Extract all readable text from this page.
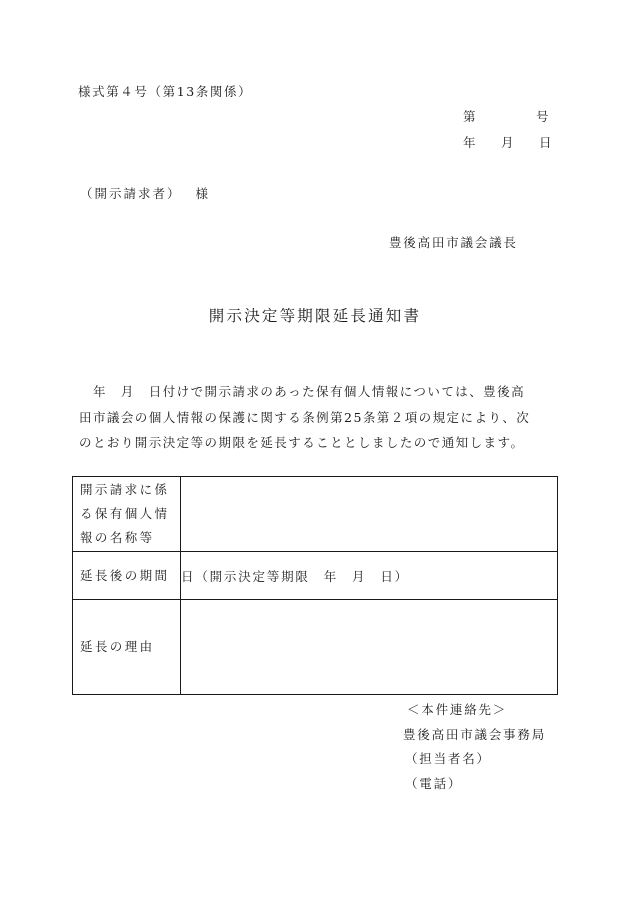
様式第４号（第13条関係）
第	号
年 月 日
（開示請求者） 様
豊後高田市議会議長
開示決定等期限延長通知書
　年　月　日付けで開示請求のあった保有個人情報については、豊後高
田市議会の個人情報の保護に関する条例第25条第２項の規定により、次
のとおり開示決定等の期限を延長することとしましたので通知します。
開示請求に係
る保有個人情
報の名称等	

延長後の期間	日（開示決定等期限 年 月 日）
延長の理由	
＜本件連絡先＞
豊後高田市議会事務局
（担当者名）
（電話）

========

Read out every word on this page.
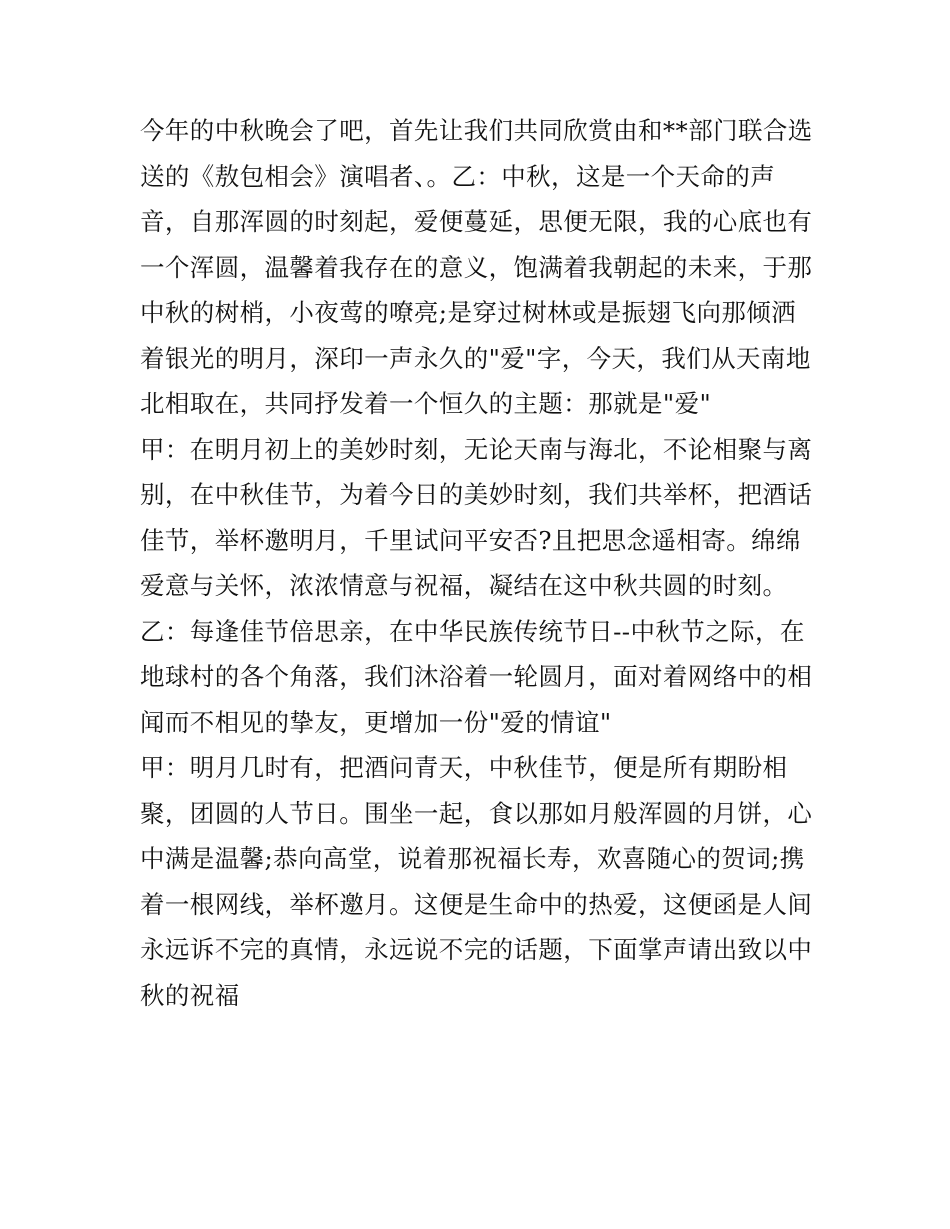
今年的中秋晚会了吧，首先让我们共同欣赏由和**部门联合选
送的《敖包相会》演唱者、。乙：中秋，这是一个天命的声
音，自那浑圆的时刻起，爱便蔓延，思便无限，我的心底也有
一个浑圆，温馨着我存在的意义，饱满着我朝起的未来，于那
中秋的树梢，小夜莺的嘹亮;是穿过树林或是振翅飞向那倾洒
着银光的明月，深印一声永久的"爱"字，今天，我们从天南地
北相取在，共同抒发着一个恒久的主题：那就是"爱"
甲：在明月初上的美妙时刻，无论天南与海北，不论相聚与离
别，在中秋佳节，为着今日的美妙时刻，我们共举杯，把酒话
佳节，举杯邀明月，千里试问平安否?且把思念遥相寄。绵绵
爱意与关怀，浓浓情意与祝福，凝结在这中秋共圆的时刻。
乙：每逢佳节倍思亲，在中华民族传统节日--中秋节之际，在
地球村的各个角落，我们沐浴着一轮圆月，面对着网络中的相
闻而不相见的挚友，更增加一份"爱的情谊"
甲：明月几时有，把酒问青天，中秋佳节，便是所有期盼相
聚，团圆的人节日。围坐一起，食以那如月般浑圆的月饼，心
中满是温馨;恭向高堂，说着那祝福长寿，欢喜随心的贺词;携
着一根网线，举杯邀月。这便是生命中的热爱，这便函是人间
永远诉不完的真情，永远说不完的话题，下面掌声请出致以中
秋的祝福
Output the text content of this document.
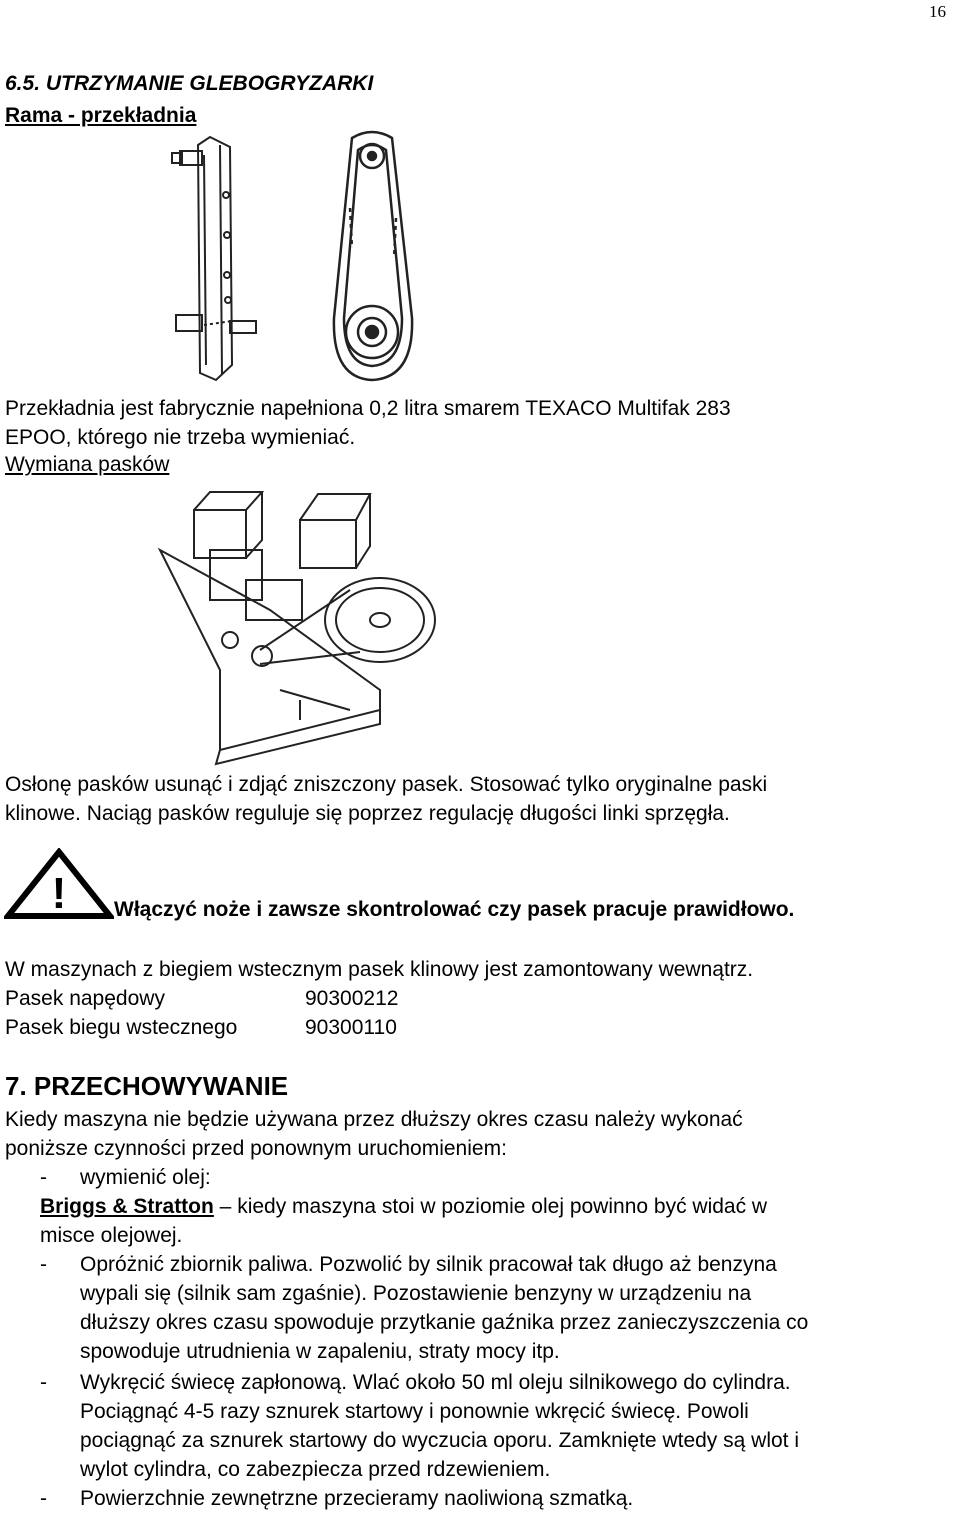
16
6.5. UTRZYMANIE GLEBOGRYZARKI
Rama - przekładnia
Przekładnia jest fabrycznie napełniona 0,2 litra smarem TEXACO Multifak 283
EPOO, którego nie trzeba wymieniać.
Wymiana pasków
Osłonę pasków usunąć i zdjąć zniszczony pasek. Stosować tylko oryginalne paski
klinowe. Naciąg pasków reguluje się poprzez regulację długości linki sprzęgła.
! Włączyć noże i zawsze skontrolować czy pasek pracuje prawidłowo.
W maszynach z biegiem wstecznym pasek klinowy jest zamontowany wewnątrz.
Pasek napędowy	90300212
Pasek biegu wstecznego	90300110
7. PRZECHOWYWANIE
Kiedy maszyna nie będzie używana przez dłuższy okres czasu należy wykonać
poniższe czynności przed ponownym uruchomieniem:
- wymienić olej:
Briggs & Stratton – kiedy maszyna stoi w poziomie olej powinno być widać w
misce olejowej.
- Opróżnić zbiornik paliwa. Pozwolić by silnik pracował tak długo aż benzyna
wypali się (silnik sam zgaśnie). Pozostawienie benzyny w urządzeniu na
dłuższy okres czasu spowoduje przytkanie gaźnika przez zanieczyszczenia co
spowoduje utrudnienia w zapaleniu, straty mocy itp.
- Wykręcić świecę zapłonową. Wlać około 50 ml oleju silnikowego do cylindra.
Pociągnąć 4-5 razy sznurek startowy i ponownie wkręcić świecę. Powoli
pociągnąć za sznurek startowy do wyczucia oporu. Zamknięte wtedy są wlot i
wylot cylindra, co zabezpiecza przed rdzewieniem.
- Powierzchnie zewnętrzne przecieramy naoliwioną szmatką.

========

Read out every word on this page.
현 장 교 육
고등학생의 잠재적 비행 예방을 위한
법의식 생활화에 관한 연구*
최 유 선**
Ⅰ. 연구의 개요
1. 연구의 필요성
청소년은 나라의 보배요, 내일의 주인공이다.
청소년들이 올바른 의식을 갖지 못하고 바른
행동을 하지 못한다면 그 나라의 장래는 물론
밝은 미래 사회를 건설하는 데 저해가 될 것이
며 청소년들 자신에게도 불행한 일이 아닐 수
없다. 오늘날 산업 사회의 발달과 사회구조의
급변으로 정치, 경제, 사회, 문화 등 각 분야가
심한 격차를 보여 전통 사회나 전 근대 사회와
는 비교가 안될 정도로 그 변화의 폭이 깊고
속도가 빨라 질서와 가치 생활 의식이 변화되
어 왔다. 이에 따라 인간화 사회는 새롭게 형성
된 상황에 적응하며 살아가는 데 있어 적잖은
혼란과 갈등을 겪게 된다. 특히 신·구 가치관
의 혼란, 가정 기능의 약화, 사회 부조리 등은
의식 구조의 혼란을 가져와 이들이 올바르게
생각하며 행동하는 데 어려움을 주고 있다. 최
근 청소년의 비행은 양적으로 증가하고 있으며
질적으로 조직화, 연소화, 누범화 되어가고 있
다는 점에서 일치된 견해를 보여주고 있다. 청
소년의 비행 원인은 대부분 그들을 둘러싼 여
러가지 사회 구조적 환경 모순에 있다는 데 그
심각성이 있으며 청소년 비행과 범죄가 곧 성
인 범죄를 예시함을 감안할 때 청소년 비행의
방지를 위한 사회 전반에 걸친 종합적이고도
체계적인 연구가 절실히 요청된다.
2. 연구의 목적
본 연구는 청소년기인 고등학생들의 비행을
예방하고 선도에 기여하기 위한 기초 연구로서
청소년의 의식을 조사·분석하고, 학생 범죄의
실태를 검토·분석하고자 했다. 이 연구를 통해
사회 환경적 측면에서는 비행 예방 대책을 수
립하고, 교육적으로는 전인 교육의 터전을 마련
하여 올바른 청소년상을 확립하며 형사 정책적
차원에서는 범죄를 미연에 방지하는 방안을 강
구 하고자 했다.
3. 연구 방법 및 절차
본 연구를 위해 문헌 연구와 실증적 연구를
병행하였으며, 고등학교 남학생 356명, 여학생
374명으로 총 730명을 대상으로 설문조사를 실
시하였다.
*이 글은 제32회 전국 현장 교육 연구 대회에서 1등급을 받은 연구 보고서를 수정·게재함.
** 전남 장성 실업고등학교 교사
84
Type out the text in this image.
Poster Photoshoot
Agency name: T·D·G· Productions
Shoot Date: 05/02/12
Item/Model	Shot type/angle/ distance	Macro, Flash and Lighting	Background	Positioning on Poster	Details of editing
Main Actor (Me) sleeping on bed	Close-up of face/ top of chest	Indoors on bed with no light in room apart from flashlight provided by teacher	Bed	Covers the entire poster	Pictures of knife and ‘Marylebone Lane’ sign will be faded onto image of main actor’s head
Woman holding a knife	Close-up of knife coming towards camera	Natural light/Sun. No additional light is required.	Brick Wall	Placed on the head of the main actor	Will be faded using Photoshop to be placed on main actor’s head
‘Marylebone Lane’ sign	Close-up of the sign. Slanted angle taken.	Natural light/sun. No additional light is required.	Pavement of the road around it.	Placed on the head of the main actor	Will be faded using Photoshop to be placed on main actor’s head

========

● Goal
Copy, from the material, each line that holds the string "spowoduje".

● Solution
dłuższy okres czasu spowoduje przytkanie gaźnika przez zanieczyszczenia co
spowoduje utrudnienia w zapaleniu, straty mocy itp.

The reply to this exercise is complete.